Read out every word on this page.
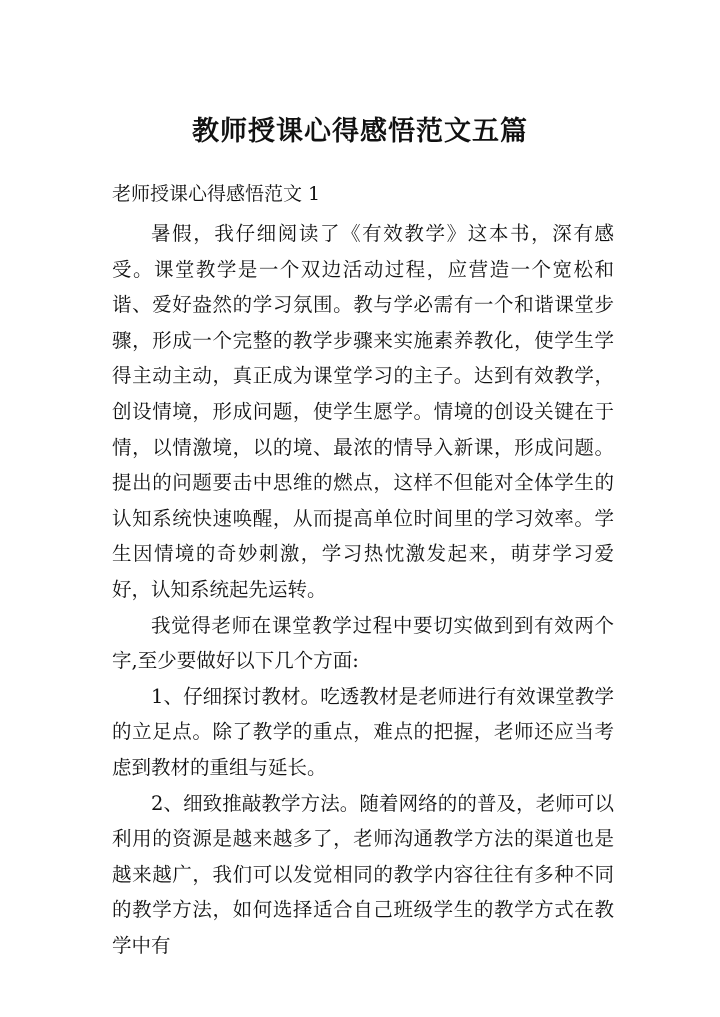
教师授课心得感悟范文五篇
老师授课心得感悟范文 1

暑假，我仔细阅读了《有效教学》这本书，深有感受。课堂教学是一个双边活动过程，应营造一个宽松和谐、爱好盎然的学习氛围。教与学必需有一个和谐课堂步骤，形成一个完整的教学步骤来实施素养教化，使学生学得主动主动，真正成为课堂学习的主子。达到有效教学，创设情境，形成问题，使学生愿学。情境的创设关键在于情，以情激境，以的境、最浓的情导入新课，形成问题。提出的问题要击中思维的燃点，这样不但能对全体学生的认知系统快速唤醒，从而提高单位时间里的学习效率。学生因情境的奇妙刺激，学习热忱激发起来，萌芽学习爱好，认知系统起先运转。

我觉得老师在课堂教学过程中要切实做到到有效两个字,至少要做好以下几个方面:

1、仔细探讨教材。吃透教材是老师进行有效课堂教学的立足点。除了教学的重点，难点的把握，老师还应当考虑到教材的重组与延长。

2、细致推敲教学方法。随着网络的的普及，老师可以利用的资源是越来越多了，老师沟通教学方法的渠道也是越来越广，我们可以发觉相同的教学内容往往有多种不同的教学方法，如何选择适合自己班级学生的教学方式在教学中有
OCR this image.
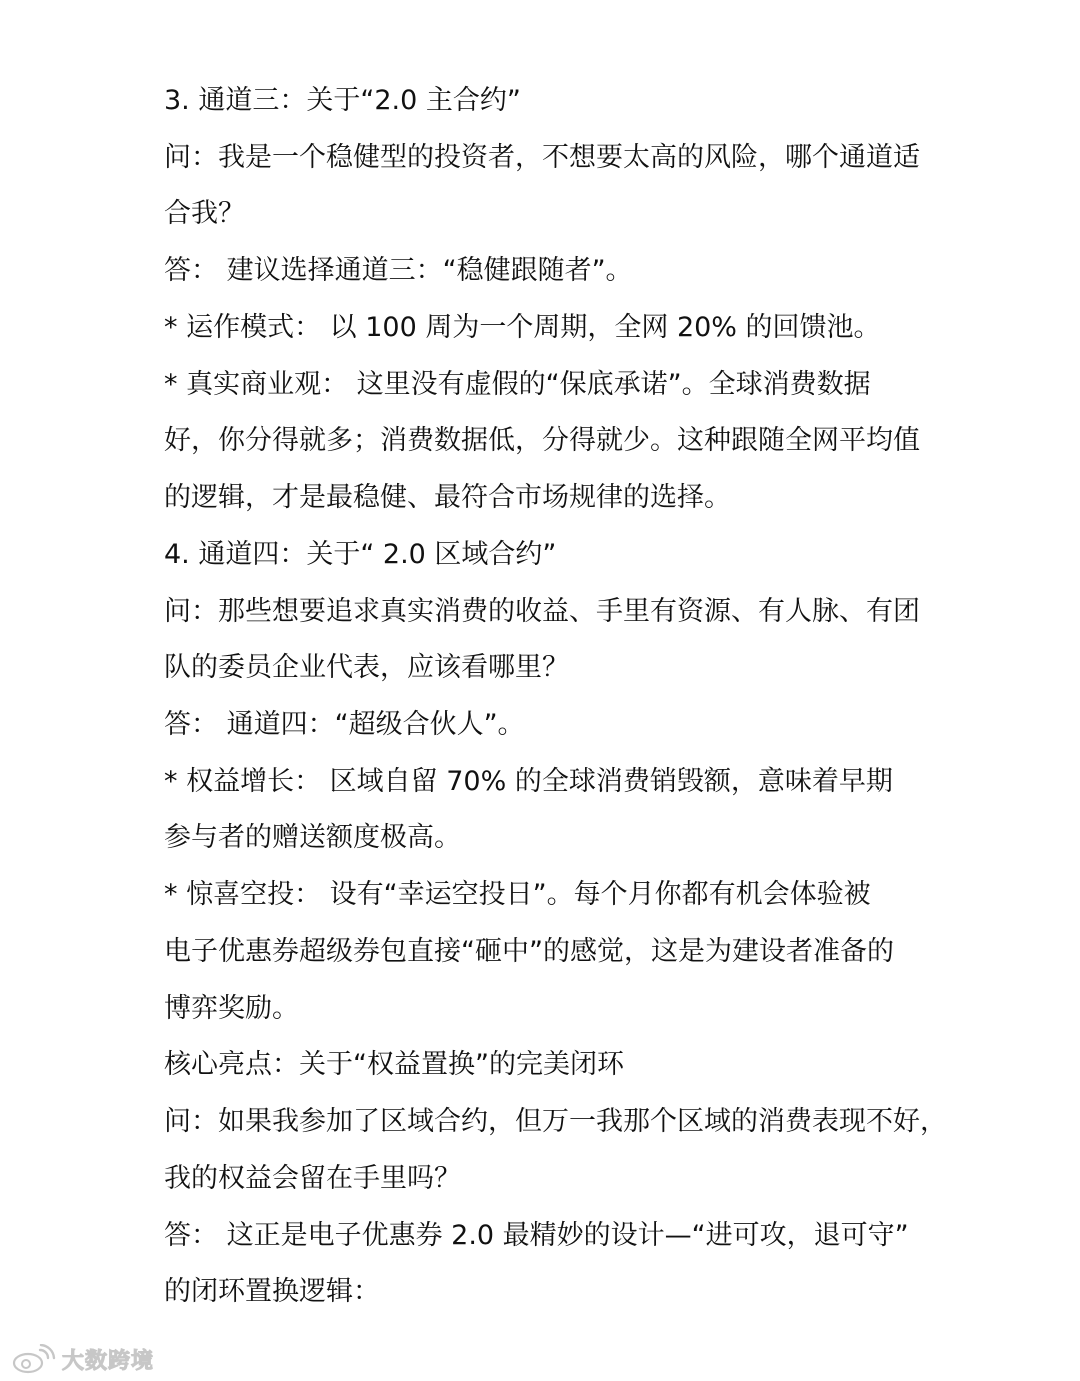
3. 通道三：关于“2.0 主合约”
问：我是一个稳健型的投资者，不想要太高的风险，哪个通道适
合我？
答： 建议选择通道三：“稳健跟随者”。
* 运作模式： 以 100 周为一个周期，全网 20% 的回馈池。
* 真实商业观： 这里没有虚假的“保底承诺”。全球消费数据
好，你分得就多；消费数据低，分得就少。这种跟随全网平均值
的逻辑，才是最稳健、最符合市场规律的选择。
4. 通道四：关于“ 2.0 区域合约”
问：那些想要追求真实消费的收益、手里有资源、有人脉、有团
队的委员企业代表，应该看哪里？
答： 通道四：“超级合伙人”。
* 权益增长： 区域自留 70% 的全球消费销毁额，意味着早期
参与者的赠送额度极高。
* 惊喜空投： 设有“幸运空投日”。每个月你都有机会体验被
电子优惠券超级券包直接“砸中”的感觉，这是为建设者准备的
博弈奖励。
核心亮点：关于“权益置换”的完美闭环
问：如果我参加了区域合约，但万一我那个区域的消费表现不好，
我的权益会留在手里吗？
答： 这正是电子优惠券 2.0 最精妙的设计—“进可攻，退可守”
的闭环置换逻辑：
大数跨境
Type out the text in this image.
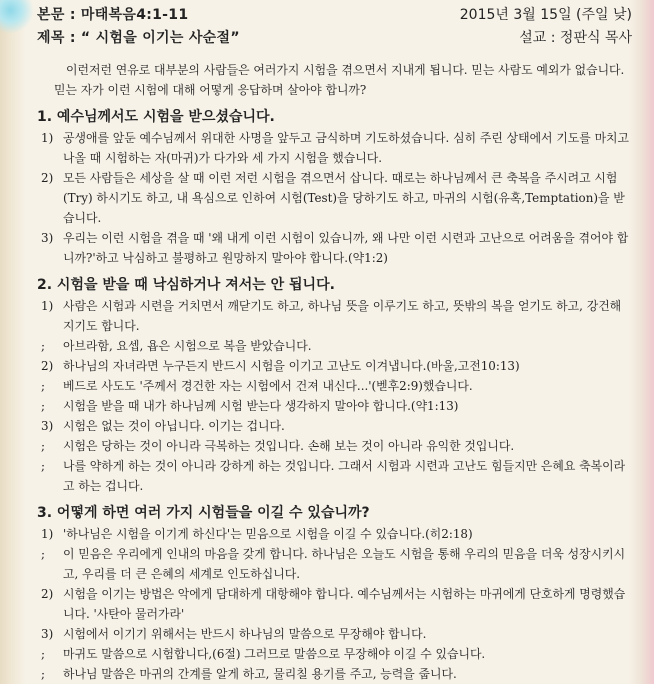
본문 : 마태복음4:1-11	2015년 3월 15일 (주일 낮)
제목 : “ 시험을 이기는 사순절”	설교 : 정판식 목사
이런저런 연유로 대부분의 사람들은 여러가지 시험을 겪으면서 지내게 됩니다. 믿는 사람도 예외가 없습니다. 믿는 자가 이런 시험에 대해 어떻게 응답하며 살아야 합니까?
1. 예수님께서도 시험을 받으셨습니다.
1) 공생애를 앞둔 예수님께서 위대한 사명을 앞두고 금식하며 기도하셨습니다. 심히 주린 상태에서 기도를 마치고 나올 때 시험하는 자(마귀)가 다가와 세 가지 시험을 했습니다.
2) 모든 사람들은 세상을 살 때 이런 저런 시험을 겪으면서 삽니다. 때로는 하나님께서 큰 축복을 주시려고 시험(Try) 하시기도 하고, 내 욕심으로 인하여 시험(Test)을 당하기도 하고, 마귀의 시험(유혹,Temptation)을 받습니다.
3) 우리는 이런 시험을 겪을 때 '왜 내게 이런 시험이 있습니까, 왜 나만 이런 시련과 고난으로 어려움을 겪어야 합니까?'하고 낙심하고 불평하고 원망하지 말아야 합니다.(약1:2)
2. 시험을 받을 때 낙심하거나 져서는 안 됩니다.
1) 사람은 시험과 시련을 거치면서 깨닫기도 하고, 하나님 뜻을 이루기도 하고, 뜻밖의 복을 얻기도 하고, 강건해지기도 합니다.
;	아브라함, 요셉, 욥은 시험으로 복을 받았습니다.
2) 하나님의 자녀라면 누구든지 반드시 시험을 이기고 고난도 이겨냅니다.(바울,고전10:13)
;	베드로 사도도 '주께서 경건한 자는 시험에서 건져 내신다...'(벧후2:9)했습니다.
;	시험을 받을 때 내가 하나님께 시험 받는다 생각하지 말아야 합니다.(약1:13)
3) 시험은 없는 것이 아닙니다. 이기는 겁니다.
;	시험은 당하는 것이 아니라 극복하는 것입니다. 손해 보는 것이 아니라 유익한 것입니다.
;	나를 약하게 하는 것이 아니라 강하게 하는 것입니다. 그래서 시험과 시련과 고난도 힘들지만 은혜요 축복이라고 하는 겁니다.
3. 어떻게 하면 여러 가지 시험들을 이길 수 있습니까?
1) '하나님은 시험을 이기게 하신다'는 믿음으로 시험을 이길 수 있습니다.(히2:18)
;	이 믿음은 우리에게 인내의 마음을 갖게 합니다. 하나님은 오늘도 시험을 통해 우리의 믿음을 더욱 성장시키시고, 우리를 더 큰 은혜의 세계로 인도하십니다.
2) 시험을 이기는 방법은 악에게 담대하게 대항해야 합니다. 예수님께서는 시험하는 마귀에게 단호하게 명령했습니다. '사탄아 물러가라'
3) 시험에서 이기기 위해서는 반드시 하나님의 말씀으로 무장해야 합니다.
;	마귀도 말씀으로 시험합니다,(6절) 그러므로 말씀으로 무장해야 이길 수 있습니다.
;	하나님 말씀은 마귀의 간계를 알게 하고, 물리칠 용기를 주고, 능력을 줍니다.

--- --- ---

The problem:
Output exactly the lines from the line with "Type out the text in this image." to the last line of the records, including both, and leave every picture out.

Answer:
Type out the text in this image.
본문 : 마태복음4:1-11	2015년 3월 15일 (주일 낮)
제목 : “ 시험을 이기는 사순절”	설교 : 정판식 목사
이런저런 연유로 대부분의 사람들은 여러가지 시험을 겪으면서 지내게 됩니다. 믿는 사람도 예외가 없습니다. 믿는 자가 이런 시험에 대해 어떻게 응답하며 살아야 합니까?
1. 예수님께서도 시험을 받으셨습니다.
1) 공생애를 앞둔 예수님께서 위대한 사명을 앞두고 금식하며 기도하셨습니다. 심히 주린 상태에서 기도를 마치고 나올 때 시험하는 자(마귀)가 다가와 세 가지 시험을 했습니다.
2) 모든 사람들은 세상을 살 때 이런 저런 시험을 겪으면서 삽니다. 때로는 하나님께서 큰 축복을 주시려고 시험(Try) 하시기도 하고, 내 욕심으로 인하여 시험(Test)을 당하기도 하고, 마귀의 시험(유혹,Temptation)을 받습니다.
3) 우리는 이런 시험을 겪을 때 '왜 내게 이런 시험이 있습니까, 왜 나만 이런 시련과 고난으로 어려움을 겪어야 합니까?'하고 낙심하고 불평하고 원망하지 말아야 합니다.(약1:2)
2. 시험을 받을 때 낙심하거나 져서는 안 됩니다.
1) 사람은 시험과 시련을 거치면서 깨닫기도 하고, 하나님 뜻을 이루기도 하고, 뜻밖의 복을 얻기도 하고, 강건해지기도 합니다.
;	아브라함, 요셉, 욥은 시험으로 복을 받았습니다.
2) 하나님의 자녀라면 누구든지 반드시 시험을 이기고 고난도 이겨냅니다.(바울,고전10:13)
;	베드로 사도도 '주께서 경건한 자는 시험에서 건져 내신다...'(벧후2:9)했습니다.
;	시험을 받을 때 내가 하나님께 시험 받는다 생각하지 말아야 합니다.(약1:13)
3) 시험은 없는 것이 아닙니다. 이기는 겁니다.
;	시험은 당하는 것이 아니라 극복하는 것입니다. 손해 보는 것이 아니라 유익한 것입니다.
;	나를 약하게 하는 것이 아니라 강하게 하는 것입니다. 그래서 시험과 시련과 고난도 힘들지만 은혜요 축복이라고 하는 겁니다.
3. 어떻게 하면 여러 가지 시험들을 이길 수 있습니까?
1) '하나님은 시험을 이기게 하신다'는 믿음으로 시험을 이길 수 있습니다.(히2:18)
;	이 믿음은 우리에게 인내의 마음을 갖게 합니다. 하나님은 오늘도 시험을 통해 우리의 믿음을 더욱 성장시키시고, 우리를 더 큰 은혜의 세계로 인도하십니다.
2) 시험을 이기는 방법은 악에게 담대하게 대항해야 합니다. 예수님께서는 시험하는 마귀에게 단호하게 명령했습니다. '사탄아 물러가라'
3) 시험에서 이기기 위해서는 반드시 하나님의 말씀으로 무장해야 합니다.
;	마귀도 말씀으로 시험합니다,(6절) 그러므로 말씀으로 무장해야 이길 수 있습니다.
;	하나님 말씀은 마귀의 간계를 알게 하고, 물리칠 용기를 주고, 능력을 줍니다.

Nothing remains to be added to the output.